- **CHALLENGE**
Filter the lines below, copying only those with the string "digitale".

*****

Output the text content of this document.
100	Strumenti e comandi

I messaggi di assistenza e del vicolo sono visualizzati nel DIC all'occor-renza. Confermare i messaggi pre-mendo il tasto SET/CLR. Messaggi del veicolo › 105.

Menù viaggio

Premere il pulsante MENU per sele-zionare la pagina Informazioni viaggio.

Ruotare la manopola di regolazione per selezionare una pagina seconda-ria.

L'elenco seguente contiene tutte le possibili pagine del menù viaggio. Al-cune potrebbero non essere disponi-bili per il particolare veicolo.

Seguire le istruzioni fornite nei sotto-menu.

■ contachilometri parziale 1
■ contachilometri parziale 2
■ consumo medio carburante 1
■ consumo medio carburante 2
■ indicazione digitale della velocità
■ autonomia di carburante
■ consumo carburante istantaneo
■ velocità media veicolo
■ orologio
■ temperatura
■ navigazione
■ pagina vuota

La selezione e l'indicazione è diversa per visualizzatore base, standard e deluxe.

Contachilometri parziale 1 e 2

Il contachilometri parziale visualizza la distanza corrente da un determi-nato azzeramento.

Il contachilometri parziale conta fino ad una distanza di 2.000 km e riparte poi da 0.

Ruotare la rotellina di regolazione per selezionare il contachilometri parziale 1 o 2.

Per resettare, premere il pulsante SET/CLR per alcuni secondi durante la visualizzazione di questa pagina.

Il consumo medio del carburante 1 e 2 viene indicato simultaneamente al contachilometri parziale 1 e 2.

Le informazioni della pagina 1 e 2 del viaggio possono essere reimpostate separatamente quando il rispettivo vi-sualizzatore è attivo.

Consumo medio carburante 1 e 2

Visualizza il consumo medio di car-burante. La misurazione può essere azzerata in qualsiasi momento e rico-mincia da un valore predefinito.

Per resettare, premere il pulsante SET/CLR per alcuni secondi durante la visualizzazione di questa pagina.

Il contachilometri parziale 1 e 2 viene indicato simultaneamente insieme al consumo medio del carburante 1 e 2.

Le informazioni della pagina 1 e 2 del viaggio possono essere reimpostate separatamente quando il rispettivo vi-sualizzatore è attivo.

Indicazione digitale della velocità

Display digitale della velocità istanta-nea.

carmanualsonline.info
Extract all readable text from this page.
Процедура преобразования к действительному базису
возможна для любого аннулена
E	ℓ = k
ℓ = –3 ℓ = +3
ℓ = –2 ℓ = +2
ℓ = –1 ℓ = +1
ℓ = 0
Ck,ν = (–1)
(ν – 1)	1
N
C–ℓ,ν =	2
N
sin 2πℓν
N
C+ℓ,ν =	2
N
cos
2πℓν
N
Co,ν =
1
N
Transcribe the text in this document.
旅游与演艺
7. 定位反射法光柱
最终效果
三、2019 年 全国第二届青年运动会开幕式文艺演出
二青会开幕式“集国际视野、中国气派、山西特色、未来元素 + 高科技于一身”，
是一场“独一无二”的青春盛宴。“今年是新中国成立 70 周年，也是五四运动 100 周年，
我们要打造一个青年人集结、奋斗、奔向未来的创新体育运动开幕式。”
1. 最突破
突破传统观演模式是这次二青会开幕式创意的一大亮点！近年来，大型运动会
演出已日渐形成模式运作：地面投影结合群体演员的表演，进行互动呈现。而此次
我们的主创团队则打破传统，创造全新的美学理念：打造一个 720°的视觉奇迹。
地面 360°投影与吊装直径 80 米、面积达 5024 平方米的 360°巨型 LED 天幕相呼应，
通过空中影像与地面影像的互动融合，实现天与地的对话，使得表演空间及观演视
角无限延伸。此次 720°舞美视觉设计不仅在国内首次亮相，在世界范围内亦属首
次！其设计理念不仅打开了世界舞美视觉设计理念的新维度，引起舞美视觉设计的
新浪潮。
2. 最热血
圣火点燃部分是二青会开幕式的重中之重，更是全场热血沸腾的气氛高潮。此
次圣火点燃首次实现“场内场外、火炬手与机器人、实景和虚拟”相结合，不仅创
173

*****

- **EXERCISE OUTPUT**
■ indicazione digitale della velocità
Indicazione digitale della velocità
Display digitale della velocità istanta-nea.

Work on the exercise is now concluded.